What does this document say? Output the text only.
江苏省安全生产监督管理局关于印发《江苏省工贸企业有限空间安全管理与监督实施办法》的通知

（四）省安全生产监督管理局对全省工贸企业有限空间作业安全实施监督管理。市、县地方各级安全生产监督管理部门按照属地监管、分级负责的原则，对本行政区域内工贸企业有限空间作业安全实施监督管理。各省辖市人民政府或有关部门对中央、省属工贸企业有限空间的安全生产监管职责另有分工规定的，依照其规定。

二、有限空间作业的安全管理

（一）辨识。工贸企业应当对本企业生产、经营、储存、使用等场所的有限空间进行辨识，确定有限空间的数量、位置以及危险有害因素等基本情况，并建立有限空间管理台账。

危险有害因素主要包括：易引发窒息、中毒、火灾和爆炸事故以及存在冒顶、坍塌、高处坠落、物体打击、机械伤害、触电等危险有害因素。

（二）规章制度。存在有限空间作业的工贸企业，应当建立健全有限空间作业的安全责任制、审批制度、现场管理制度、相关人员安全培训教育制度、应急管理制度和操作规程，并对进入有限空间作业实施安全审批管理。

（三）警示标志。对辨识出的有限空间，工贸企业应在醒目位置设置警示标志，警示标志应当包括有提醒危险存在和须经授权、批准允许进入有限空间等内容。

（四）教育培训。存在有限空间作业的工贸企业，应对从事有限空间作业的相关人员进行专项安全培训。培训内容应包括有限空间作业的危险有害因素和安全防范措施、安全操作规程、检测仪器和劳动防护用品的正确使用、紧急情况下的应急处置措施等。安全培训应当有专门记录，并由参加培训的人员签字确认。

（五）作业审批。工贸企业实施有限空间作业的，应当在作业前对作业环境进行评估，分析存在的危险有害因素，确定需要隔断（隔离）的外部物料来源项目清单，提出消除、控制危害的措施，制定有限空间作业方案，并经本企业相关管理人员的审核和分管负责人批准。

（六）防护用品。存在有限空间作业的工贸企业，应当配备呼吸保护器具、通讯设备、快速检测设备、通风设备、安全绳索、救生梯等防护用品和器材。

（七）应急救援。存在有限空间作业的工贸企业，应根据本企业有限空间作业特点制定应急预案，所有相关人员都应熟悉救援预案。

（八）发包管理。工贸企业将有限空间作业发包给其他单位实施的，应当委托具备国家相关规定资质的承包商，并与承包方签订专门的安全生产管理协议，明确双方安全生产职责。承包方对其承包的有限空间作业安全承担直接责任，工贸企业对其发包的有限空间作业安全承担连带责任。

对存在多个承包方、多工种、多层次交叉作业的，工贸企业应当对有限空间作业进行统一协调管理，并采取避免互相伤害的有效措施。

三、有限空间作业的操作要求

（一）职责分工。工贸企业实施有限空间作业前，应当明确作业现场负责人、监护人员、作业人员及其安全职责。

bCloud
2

__________________________________________________

» THE TASK
From the records above, extract everything verbatim.

» RESPONSE FOR THIS EXERCISE
What does this document say? Output the text only.
江苏省安全生产监督管理局关于印发《江苏省工贸企业有限空间安全管理与监督实施办法》的通知

（四）省安全生产监督管理局对全省工贸企业有限空间作业安全实施监督管理。市、县地方各级安全生产监督管理部门按照属地监管、分级负责的原则，对本行政区域内工贸企业有限空间作业安全实施监督管理。各省辖市人民政府或有关部门对中央、省属工贸企业有限空间的安全生产监管职责另有分工规定的，依照其规定。

二、有限空间作业的安全管理

（一）辨识。工贸企业应当对本企业生产、经营、储存、使用等场所的有限空间进行辨识，确定有限空间的数量、位置以及危险有害因素等基本情况，并建立有限空间管理台账。

危险有害因素主要包括：易引发窒息、中毒、火灾和爆炸事故以及存在冒顶、坍塌、高处坠落、物体打击、机械伤害、触电等危险有害因素。

（二）规章制度。存在有限空间作业的工贸企业，应当建立健全有限空间作业的安全责任制、审批制度、现场管理制度、相关人员安全培训教育制度、应急管理制度和操作规程，并对进入有限空间作业实施安全审批管理。

（三）警示标志。对辨识出的有限空间，工贸企业应在醒目位置设置警示标志，警示标志应当包括有提醒危险存在和须经授权、批准允许进入有限空间等内容。

（四）教育培训。存在有限空间作业的工贸企业，应对从事有限空间作业的相关人员进行专项安全培训。培训内容应包括有限空间作业的危险有害因素和安全防范措施、安全操作规程、检测仪器和劳动防护用品的正确使用、紧急情况下的应急处置措施等。安全培训应当有专门记录，并由参加培训的人员签字确认。

（五）作业审批。工贸企业实施有限空间作业的，应当在作业前对作业环境进行评估，分析存在的危险有害因素，确定需要隔断（隔离）的外部物料来源项目清单，提出消除、控制危害的措施，制定有限空间作业方案，并经本企业相关管理人员的审核和分管负责人批准。

（六）防护用品。存在有限空间作业的工贸企业，应当配备呼吸保护器具、通讯设备、快速检测设备、通风设备、安全绳索、救生梯等防护用品和器材。

（七）应急救援。存在有限空间作业的工贸企业，应根据本企业有限空间作业特点制定应急预案，所有相关人员都应熟悉救援预案。

（八）发包管理。工贸企业将有限空间作业发包给其他单位实施的，应当委托具备国家相关规定资质的承包商，并与承包方签订专门的安全生产管理协议，明确双方安全生产职责。承包方对其承包的有限空间作业安全承担直接责任，工贸企业对其发包的有限空间作业安全承担连带责任。

对存在多个承包方、多工种、多层次交叉作业的，工贸企业应当对有限空间作业进行统一协调管理，并采取避免互相伤害的有效措施。

三、有限空间作业的操作要求

（一）职责分工。工贸企业实施有限空间作业前，应当明确作业现场负责人、监护人员、作业人员及其安全职责。

bCloud
2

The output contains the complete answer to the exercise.